§ Stated problem
Find every line containing the word "Equip" and report the count, nothing more.

- - - -

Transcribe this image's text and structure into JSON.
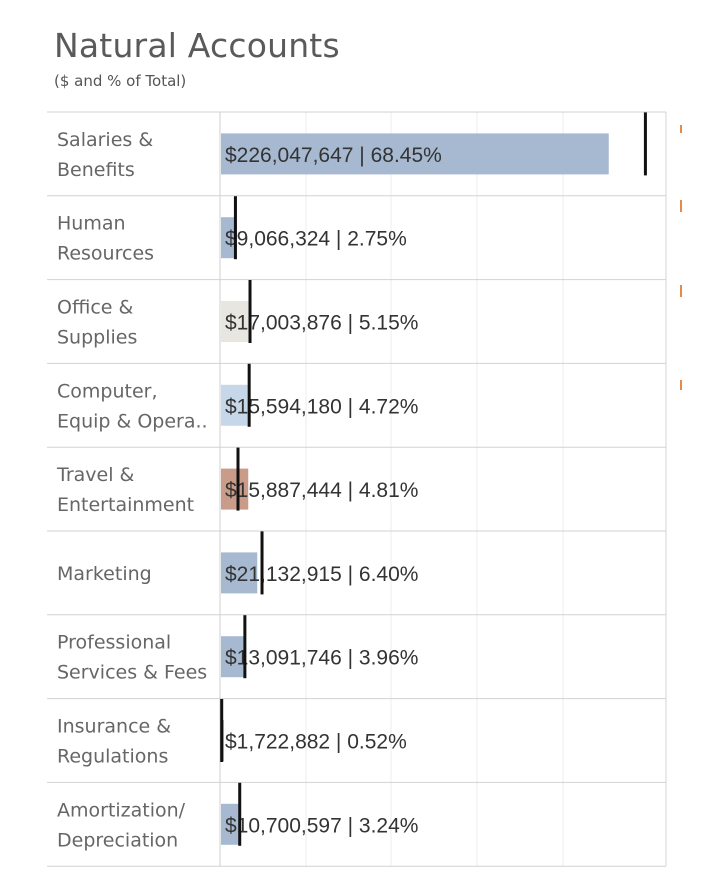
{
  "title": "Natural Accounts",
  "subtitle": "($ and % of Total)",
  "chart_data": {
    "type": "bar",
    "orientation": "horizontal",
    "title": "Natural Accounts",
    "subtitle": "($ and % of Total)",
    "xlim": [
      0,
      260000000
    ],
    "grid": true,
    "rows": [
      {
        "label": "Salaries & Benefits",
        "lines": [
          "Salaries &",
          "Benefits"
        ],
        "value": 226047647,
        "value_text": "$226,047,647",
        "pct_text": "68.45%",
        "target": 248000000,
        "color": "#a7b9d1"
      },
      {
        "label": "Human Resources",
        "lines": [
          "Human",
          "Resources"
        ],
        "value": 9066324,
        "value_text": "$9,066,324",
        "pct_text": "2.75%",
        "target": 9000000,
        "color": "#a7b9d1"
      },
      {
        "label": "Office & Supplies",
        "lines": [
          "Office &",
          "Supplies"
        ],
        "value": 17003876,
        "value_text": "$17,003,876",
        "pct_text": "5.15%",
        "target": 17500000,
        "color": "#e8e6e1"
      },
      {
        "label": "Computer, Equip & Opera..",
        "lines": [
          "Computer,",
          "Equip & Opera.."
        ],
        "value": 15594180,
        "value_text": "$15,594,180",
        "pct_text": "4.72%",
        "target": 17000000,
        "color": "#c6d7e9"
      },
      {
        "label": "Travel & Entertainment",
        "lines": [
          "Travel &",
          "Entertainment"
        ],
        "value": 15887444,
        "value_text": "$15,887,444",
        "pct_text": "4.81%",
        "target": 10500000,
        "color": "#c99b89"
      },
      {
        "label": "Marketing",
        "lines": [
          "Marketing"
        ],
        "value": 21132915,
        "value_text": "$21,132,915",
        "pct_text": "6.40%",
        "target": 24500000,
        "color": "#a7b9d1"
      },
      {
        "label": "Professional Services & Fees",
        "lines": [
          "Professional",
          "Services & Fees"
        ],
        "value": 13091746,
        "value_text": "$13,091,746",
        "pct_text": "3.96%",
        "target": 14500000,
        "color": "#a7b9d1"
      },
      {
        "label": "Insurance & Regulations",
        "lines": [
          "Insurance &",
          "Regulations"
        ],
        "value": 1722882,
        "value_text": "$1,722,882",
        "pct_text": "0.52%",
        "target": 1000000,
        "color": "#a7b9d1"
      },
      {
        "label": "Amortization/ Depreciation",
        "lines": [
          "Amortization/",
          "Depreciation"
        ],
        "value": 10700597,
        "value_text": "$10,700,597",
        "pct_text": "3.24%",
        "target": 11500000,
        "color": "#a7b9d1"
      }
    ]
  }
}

- - - -

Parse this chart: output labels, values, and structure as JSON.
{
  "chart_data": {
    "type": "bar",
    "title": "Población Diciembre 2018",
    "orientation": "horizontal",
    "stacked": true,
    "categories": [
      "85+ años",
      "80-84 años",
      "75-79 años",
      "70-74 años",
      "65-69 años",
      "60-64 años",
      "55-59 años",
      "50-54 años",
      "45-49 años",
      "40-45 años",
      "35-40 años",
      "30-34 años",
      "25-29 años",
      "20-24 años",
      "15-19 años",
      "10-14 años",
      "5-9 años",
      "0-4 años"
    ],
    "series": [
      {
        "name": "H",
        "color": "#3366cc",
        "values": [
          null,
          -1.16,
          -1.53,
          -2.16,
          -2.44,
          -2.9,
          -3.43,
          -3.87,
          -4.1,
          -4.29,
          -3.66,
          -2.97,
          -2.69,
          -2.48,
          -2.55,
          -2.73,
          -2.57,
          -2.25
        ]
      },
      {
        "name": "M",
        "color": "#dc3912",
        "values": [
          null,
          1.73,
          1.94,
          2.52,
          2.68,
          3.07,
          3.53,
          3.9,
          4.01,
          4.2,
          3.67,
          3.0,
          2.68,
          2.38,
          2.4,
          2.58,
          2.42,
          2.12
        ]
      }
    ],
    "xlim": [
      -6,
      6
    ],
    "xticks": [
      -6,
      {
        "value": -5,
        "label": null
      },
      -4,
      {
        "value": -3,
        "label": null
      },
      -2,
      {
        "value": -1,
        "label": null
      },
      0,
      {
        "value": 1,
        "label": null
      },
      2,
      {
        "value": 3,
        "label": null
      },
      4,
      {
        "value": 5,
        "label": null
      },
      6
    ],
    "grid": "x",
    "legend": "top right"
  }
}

- - - -

§ Exercise solution
2